Task prompt — Copy out every line exactly, passing over the pictures.

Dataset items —
## START

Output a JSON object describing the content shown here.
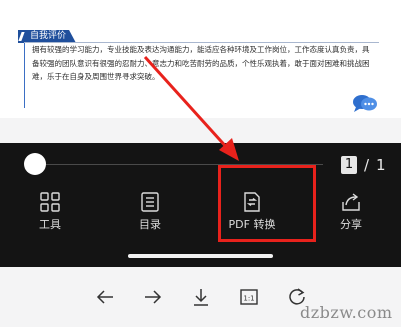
{
  "document": {
    "section_title": "自我评价",
    "lines": [
      "拥有较强的学习能力，专业技能及表达沟通能力，能适应各种环境及工作岗位，工作态度认真负责，具",
      "备较强的团队意识有很强的忍耐力、意志力和吃苦耐劳的品质，个性乐观执着，敢于面对困难和挑战困",
      "难，乐于在自身及周围世界寻求突破。"
    ]
  },
  "page_indicator": {
    "current": "1",
    "separator": "/",
    "total": "1"
  },
  "toolbar": {
    "tools_label": "工具",
    "contents_label": "目录",
    "pdf_convert_label": "PDF 转换",
    "share_label": "分享"
  },
  "watermark": "dzbzw.com",
  "colors": {
    "annotation": "#e8221c",
    "section_tab": "#1f4f9c",
    "panel": "#141414"
  }
}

## END

The result —
Output a JSON object describing the content shown here.
{
  "document": {
    "section_title": "自我评价",
    "lines": [
      "拥有较强的学习能力，专业技能及表达沟通能力，能适应各种环境及工作岗位，工作态度认真负责，具",
      "备较强的团队意识有很强的忍耐力、意志力和吃苦耐劳的品质，个性乐观执着，敢于面对困难和挑战困",
      "难，乐于在自身及周围世界寻求突破。"
    ]
  },
  "page_indicator": {
    "current": "1",
    "separator": "/",
    "total": "1"
  },
  "toolbar": {
    "tools_label": "工具",
    "contents_label": "目录",
    "pdf_convert_label": "PDF 转换",
    "share_label": "分享"
  },
  "watermark": "dzbzw.com",
  "colors": {
    "annotation": "#e8221c",
    "section_tab": "#1f4f9c",
    "panel": "#141414"
  }
}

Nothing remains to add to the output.